### WHAT THE TASK REQUIRES:
Beneath this sentence is a set of records; write each of them out exactly.
>> begin RECORDS FOR THE EXERCISE
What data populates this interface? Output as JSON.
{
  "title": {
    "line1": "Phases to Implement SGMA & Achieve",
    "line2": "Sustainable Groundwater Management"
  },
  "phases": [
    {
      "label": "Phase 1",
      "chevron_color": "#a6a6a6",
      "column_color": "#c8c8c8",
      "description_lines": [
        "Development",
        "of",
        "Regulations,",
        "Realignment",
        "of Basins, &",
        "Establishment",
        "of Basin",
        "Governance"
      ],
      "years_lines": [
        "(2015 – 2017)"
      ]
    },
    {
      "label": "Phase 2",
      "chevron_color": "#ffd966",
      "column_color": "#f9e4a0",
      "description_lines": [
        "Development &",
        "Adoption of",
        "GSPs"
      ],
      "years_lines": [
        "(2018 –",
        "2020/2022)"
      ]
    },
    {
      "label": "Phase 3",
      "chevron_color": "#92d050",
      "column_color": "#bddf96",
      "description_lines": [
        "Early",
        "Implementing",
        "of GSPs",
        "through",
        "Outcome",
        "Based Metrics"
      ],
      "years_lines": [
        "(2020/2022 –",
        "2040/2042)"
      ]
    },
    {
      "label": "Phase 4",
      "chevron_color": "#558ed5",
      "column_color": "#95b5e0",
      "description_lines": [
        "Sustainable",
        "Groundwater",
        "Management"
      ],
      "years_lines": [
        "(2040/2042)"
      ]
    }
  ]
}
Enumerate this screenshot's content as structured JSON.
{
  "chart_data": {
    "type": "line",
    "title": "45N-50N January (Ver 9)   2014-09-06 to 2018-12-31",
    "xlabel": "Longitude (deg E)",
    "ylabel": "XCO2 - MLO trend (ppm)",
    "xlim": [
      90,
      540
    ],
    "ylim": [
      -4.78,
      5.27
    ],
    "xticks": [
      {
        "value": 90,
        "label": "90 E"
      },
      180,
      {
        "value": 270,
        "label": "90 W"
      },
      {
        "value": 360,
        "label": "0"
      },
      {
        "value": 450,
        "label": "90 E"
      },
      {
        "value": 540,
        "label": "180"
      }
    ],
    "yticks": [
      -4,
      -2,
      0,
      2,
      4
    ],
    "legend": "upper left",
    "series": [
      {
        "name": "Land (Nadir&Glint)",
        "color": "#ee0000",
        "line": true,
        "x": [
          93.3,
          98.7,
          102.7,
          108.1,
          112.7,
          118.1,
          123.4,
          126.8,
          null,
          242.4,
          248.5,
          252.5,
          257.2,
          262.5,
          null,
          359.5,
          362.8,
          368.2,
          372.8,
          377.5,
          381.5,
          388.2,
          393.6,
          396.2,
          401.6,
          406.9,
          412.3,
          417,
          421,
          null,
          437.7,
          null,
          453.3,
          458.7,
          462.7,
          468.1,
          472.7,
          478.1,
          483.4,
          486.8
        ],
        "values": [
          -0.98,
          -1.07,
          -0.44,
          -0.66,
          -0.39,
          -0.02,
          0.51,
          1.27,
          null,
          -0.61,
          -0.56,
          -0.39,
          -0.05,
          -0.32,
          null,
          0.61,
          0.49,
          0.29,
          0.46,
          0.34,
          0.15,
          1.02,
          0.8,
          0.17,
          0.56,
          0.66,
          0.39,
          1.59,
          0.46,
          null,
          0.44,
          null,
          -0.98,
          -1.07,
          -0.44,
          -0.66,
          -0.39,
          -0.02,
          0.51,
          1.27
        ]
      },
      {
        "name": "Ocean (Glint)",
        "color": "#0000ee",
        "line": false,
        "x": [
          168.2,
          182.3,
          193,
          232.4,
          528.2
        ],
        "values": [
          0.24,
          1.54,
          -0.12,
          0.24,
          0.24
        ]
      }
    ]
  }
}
>> end RECORDS FOR THE EXERCISE
### RESULT OF THIS TASK:
What data populates this interface? Output as JSON.
{
  "title": {
    "line1": "Phases to Implement SGMA & Achieve",
    "line2": "Sustainable Groundwater Management"
  },
  "phases": [
    {
      "label": "Phase 1",
      "chevron_color": "#a6a6a6",
      "column_color": "#c8c8c8",
      "description_lines": [
        "Development",
        "of",
        "Regulations,",
        "Realignment",
        "of Basins, &",
        "Establishment",
        "of Basin",
        "Governance"
      ],
      "years_lines": [
        "(2015 – 2017)"
      ]
    },
    {
      "label": "Phase 2",
      "chevron_color": "#ffd966",
      "column_color": "#f9e4a0",
      "description_lines": [
        "Development &",
        "Adoption of",
        "GSPs"
      ],
      "years_lines": [
        "(2018 –",
        "2020/2022)"
      ]
    },
    {
      "label": "Phase 3",
      "chevron_color": "#92d050",
      "column_color": "#bddf96",
      "description_lines": [
        "Early",
        "Implementing",
        "of GSPs",
        "through",
        "Outcome",
        "Based Metrics"
      ],
      "years_lines": [
        "(2020/2022 –",
        "2040/2042)"
      ]
    },
    {
      "label": "Phase 4",
      "chevron_color": "#558ed5",
      "column_color": "#95b5e0",
      "description_lines": [
        "Sustainable",
        "Groundwater",
        "Management"
      ],
      "years_lines": [
        "(2040/2042)"
      ]
    }
  ]
}
Enumerate this screenshot's content as structured JSON.
{
  "chart_data": {
    "type": "line",
    "title": "45N-50N January (Ver 9)   2014-09-06 to 2018-12-31",
    "xlabel": "Longitude (deg E)",
    "ylabel": "XCO2 - MLO trend (ppm)",
    "xlim": [
      90,
      540
    ],
    "ylim": [
      -4.78,
      5.27
    ],
    "xticks": [
      {
        "value": 90,
        "label": "90 E"
      },
      180,
      {
        "value": 270,
        "label": "90 W"
      },
      {
        "value": 360,
        "label": "0"
      },
      {
        "value": 450,
        "label": "90 E"
      },
      {
        "value": 540,
        "label": "180"
      }
    ],
    "yticks": [
      -4,
      -2,
      0,
      2,
      4
    ],
    "legend": "upper left",
    "series": [
      {
        "name": "Land (Nadir&Glint)",
        "color": "#ee0000",
        "line": true,
        "x": [
          93.3,
          98.7,
          102.7,
          108.1,
          112.7,
          118.1,
          123.4,
          126.8,
          null,
          242.4,
          248.5,
          252.5,
          257.2,
          262.5,
          null,
          359.5,
          362.8,
          368.2,
          372.8,
          377.5,
          381.5,
          388.2,
          393.6,
          396.2,
          401.6,
          406.9,
          412.3,
          417,
          421,
          null,
          437.7,
          null,
          453.3,
          458.7,
          462.7,
          468.1,
          472.7,
          478.1,
          483.4,
          486.8
        ],
        "values": [
          -0.98,
          -1.07,
          -0.44,
          -0.66,
          -0.39,
          -0.02,
          0.51,
          1.27,
          null,
          -0.61,
          -0.56,
          -0.39,
          -0.05,
          -0.32,
          null,
          0.61,
          0.49,
          0.29,
          0.46,
          0.34,
          0.15,
          1.02,
          0.8,
          0.17,
          0.56,
          0.66,
          0.39,
          1.59,
          0.46,
          null,
          0.44,
          null,
          -0.98,
          -1.07,
          -0.44,
          -0.66,
          -0.39,
          -0.02,
          0.51,
          1.27
        ]
      },
      {
        "name": "Ocean (Glint)",
        "color": "#0000ee",
        "line": false,
        "x": [
          168.2,
          182.3,
          193,
          232.4,
          528.2
        ],
        "values": [
          0.24,
          1.54,
          -0.12,
          0.24,
          0.24
        ]
      }
    ]
  }
}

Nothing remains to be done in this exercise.